→ What you will do:
(a) From the post about the Augusta restaurant below, write out the passage from "I have yet to" up to and including "is some visitors.".
(b) In the post about the Augusta restaurant, how much did the writer's meal cost with the tip?

→ Selected excerpt:
[start]
Thursday, April 29, 2010

Jambalaya and a crawfish pie...

Last Saturday when I went into downtown Augusta to look for curtain material, I found hunger striking just as I was parking. I managed to get through my errand at Cozy Cottage Fabrics o.k., but knew I needed to eat as soon as possible. I had been wanting to go back to the Riverfront Barbeque and Grill, also located on Water Street, where I had eaten once before, with one of my staff and her mother. I had been favorably impressed with the food that time -- had had the blackened haddock, which came with one of the best restaurant cole slaws I've ever had (not too sweet, not awash with mayonnaise) as well as a tasty jalapeno cornbread -- and wanted to see if the place would stand up to a second visit.

It did. This time I had the seafood and sausage jambalaya, again accompanied by the cole slaw and cornbread, which seems to come with everything. The jambalaya was excellent, although one would definitely need to like spicy food to enjoy it. The seafood part was shrimp, small but plentiful, and two crab claws. Oh, crab meat is so delicious. I found the dish properly authentic tasting -- it could easily have been produced by some little hole in the wall in southern Louisiana. Indeed, the restaurant itself could easily sit on some corner in New Orleans' French Quarter: Big, dark wood bar, high, stamped tin ceiling painted a dark chocolate brown, a nice contrast to the vanilla-colored walls, very roomy, dark wood booths all around the walls; in the middle of the room a few small tables along a strip of highly polished black-and-white checked floor that I could see serving as a dance floor. Good blues playing on the sound system.

I have yet to try the barbeque, which comes in all guises, but I know that Barb really likes their barbeque ribs. The place isn't cheap -- my meal cost me $20 with the tip, and I had only water to drink -- but I didn't feel ripped off. As tired as I get of having to eat so often, as much as I dislike to cook -- and as bored as I get with my own cooking -- I do enjoy having a good meal at a nice restaurant. There is a real dearth of good restaurants in the Augusta area -- Slates, just around the corner from my little library in Hallowell, being one of the few -- so I'm pleased to discover another one, that I can recommend to people, and take visitors to.

Now all I need is some visitors.
[end]
→ Information given:
[start]
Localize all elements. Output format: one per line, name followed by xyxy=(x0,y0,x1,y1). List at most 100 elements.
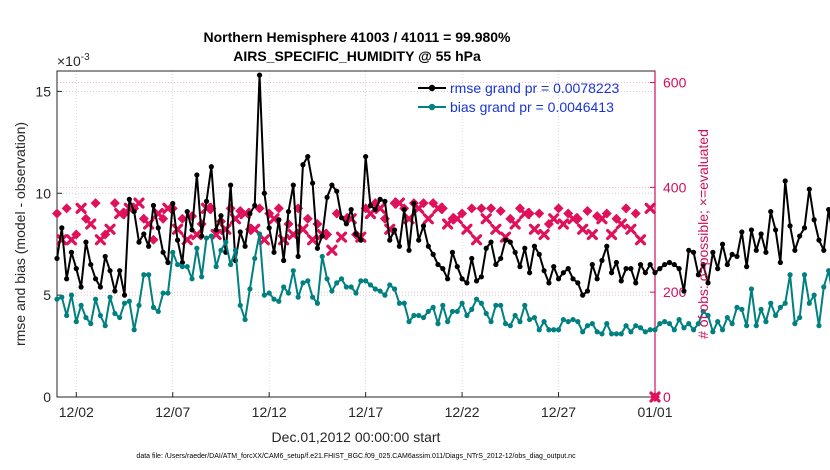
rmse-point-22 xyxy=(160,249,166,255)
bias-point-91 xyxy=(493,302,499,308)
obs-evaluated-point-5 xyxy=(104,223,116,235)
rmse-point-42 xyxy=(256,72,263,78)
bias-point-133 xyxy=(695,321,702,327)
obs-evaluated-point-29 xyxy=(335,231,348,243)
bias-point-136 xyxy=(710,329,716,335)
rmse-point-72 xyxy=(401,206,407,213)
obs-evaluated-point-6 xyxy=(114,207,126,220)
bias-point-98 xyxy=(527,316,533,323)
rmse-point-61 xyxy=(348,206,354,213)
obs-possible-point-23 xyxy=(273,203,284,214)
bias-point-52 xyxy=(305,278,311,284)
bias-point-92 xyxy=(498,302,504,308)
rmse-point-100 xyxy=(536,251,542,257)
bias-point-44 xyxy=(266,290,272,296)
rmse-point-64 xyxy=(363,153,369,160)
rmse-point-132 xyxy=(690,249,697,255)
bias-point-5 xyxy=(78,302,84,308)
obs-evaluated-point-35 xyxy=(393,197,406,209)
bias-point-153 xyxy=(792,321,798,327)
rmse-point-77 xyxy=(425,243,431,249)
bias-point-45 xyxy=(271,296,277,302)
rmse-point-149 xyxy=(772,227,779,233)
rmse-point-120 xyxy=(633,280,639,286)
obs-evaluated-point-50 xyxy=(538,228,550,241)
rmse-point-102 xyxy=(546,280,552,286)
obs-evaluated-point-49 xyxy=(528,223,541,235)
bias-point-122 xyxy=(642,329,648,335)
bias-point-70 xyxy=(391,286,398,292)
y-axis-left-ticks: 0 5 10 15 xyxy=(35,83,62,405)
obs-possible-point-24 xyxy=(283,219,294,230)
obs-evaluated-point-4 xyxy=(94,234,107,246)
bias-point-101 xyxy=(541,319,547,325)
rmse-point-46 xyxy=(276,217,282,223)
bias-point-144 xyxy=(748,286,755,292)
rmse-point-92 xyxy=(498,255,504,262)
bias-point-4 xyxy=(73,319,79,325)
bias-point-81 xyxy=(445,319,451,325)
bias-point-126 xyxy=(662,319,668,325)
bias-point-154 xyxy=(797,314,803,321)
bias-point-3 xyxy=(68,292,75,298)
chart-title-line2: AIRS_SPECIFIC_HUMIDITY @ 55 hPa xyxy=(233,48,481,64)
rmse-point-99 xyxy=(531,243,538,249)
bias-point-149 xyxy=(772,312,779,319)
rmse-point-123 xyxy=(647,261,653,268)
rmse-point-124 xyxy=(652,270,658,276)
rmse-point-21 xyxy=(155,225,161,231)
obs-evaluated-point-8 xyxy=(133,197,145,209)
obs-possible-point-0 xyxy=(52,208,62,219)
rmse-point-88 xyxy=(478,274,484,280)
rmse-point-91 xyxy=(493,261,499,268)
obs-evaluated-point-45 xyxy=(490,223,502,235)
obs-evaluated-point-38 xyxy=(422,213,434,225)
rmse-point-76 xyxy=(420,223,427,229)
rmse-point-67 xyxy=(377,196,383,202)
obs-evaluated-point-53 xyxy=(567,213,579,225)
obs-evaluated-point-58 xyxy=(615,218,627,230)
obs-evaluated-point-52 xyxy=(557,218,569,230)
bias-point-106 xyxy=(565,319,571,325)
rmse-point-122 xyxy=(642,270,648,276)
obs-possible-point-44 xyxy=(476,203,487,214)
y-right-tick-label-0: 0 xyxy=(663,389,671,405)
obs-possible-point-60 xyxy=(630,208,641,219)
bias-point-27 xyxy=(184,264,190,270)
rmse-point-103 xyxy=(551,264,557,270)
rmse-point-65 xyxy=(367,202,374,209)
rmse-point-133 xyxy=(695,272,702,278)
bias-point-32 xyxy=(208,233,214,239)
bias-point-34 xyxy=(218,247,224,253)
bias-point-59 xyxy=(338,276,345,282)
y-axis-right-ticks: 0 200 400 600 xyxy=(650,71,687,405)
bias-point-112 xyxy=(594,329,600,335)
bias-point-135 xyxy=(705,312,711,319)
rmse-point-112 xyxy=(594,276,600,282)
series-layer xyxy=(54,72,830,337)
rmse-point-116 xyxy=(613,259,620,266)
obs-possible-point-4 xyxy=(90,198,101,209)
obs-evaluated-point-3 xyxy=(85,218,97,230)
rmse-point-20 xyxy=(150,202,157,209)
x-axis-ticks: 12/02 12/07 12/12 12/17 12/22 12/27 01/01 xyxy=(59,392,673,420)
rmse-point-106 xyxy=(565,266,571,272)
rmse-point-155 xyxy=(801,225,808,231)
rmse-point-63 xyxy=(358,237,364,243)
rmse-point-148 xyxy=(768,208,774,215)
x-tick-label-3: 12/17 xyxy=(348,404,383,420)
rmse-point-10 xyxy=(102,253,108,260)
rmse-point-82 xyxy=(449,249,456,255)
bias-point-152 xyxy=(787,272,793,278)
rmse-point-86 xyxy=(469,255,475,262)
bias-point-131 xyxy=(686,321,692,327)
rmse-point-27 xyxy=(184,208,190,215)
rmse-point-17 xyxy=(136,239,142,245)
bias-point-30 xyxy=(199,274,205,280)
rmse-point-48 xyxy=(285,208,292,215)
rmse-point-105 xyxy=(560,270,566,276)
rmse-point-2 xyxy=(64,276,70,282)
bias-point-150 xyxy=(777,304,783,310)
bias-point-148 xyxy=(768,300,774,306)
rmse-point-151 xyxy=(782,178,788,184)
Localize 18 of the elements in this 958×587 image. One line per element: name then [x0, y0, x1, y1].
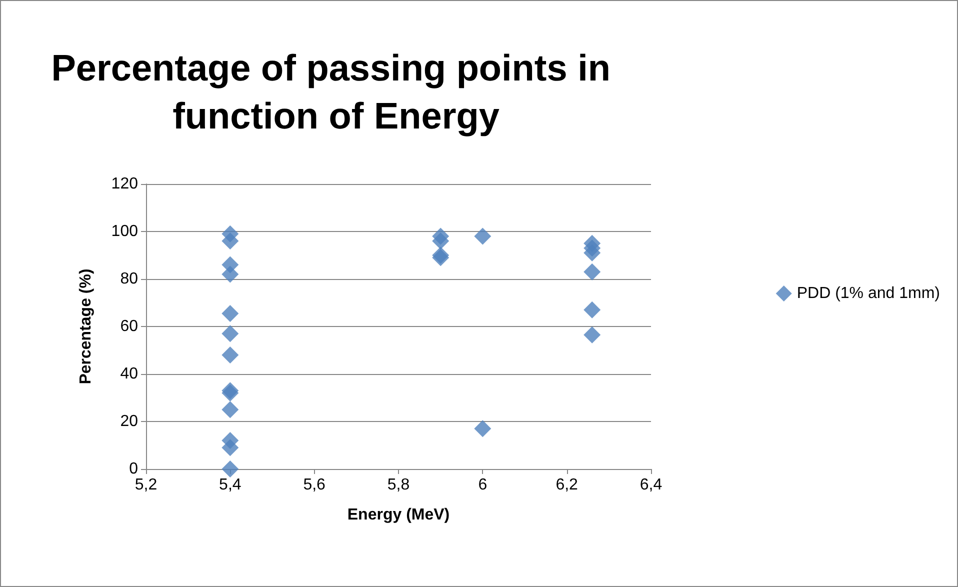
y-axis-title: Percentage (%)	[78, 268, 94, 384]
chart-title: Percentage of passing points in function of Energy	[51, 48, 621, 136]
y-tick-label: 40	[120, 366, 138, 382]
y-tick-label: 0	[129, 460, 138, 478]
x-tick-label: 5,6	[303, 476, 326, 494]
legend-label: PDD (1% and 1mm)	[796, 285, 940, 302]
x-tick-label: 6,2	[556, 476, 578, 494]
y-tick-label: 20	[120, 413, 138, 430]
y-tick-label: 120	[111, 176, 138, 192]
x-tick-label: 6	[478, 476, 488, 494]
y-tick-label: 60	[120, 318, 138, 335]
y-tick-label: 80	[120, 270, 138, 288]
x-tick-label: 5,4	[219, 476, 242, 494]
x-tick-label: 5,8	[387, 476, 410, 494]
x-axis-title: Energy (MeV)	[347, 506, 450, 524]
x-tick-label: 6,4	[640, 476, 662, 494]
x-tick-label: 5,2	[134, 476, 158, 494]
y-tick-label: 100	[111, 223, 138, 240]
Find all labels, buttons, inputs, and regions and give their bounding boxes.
[end]
→ The answers:
(a)
I have yet to try the barbeque, which comes in all guises, but I know that Barb really likes their barbeque ribs. The place isn't cheap -- my meal cost me $20 with the tip, and I had only water to drink -- but I didn't feel ripped off. As tired as I get of having to eat so often, as much as I dislike to cook -- and as bored as I get with my own cooking -- I do enjoy having a good meal at a nice restaurant. There is a real dearth of good restaurants in the Augusta area -- Slates, just around the corner from my little library in Hallowell, being one of the few -- so I'm pleased to discover another one, that I can recommend to people, and take visitors to.

Now all I need is some visitors.

(b) $20